- [GIVEN INFORMATION]
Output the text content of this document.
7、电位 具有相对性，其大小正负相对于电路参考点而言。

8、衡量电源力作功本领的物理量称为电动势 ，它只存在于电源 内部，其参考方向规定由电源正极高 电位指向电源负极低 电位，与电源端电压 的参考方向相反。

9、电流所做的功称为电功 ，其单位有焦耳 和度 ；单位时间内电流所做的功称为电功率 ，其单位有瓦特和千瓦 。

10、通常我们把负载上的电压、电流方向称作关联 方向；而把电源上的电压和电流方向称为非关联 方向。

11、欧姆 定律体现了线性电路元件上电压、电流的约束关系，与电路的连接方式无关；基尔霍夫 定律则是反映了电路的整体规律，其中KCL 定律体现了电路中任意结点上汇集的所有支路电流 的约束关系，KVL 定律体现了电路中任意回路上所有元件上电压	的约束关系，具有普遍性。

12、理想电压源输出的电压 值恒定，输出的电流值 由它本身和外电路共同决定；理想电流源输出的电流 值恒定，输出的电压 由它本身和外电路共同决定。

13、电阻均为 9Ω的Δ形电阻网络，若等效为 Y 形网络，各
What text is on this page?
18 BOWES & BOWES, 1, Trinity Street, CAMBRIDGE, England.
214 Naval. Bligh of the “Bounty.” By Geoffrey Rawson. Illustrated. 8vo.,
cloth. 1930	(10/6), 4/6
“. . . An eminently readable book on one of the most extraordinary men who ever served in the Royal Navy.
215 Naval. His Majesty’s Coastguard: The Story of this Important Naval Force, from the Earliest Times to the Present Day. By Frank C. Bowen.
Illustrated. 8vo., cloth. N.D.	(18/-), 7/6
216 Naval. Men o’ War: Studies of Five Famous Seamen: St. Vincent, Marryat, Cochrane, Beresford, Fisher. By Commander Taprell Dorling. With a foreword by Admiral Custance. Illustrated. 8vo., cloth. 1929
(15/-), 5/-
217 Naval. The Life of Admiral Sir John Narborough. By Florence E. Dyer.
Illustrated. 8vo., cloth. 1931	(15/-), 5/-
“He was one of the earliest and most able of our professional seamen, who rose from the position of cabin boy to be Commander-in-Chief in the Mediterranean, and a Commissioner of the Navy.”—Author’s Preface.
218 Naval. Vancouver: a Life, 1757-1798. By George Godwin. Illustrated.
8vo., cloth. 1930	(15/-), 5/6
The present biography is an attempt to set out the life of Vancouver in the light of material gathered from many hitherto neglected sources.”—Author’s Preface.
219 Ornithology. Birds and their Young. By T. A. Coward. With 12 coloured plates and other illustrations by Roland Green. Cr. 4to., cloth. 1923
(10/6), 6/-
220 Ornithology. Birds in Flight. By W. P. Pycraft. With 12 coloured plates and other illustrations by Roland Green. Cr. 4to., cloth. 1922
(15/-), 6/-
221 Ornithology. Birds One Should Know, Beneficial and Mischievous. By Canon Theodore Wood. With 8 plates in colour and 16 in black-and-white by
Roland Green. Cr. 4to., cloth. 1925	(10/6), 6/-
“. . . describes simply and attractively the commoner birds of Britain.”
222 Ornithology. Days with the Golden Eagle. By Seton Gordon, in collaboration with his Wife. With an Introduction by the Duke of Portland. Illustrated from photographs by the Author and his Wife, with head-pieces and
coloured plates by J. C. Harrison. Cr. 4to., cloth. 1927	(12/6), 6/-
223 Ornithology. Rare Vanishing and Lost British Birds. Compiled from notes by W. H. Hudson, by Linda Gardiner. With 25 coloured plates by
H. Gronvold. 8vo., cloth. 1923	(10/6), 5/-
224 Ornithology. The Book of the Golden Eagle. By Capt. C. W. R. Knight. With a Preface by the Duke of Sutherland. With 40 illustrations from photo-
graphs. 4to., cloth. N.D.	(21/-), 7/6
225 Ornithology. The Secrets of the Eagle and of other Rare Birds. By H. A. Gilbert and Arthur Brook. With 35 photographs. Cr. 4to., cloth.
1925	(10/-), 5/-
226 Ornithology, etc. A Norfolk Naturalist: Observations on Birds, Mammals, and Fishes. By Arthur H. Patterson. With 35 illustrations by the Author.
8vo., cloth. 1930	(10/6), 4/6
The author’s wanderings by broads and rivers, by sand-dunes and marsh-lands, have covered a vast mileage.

- [WHAT THE TASK REQUIRES]
Check each line of the data above for the string "plates" and report only how many lines have it.

- [SOLVED PROBLEM]
5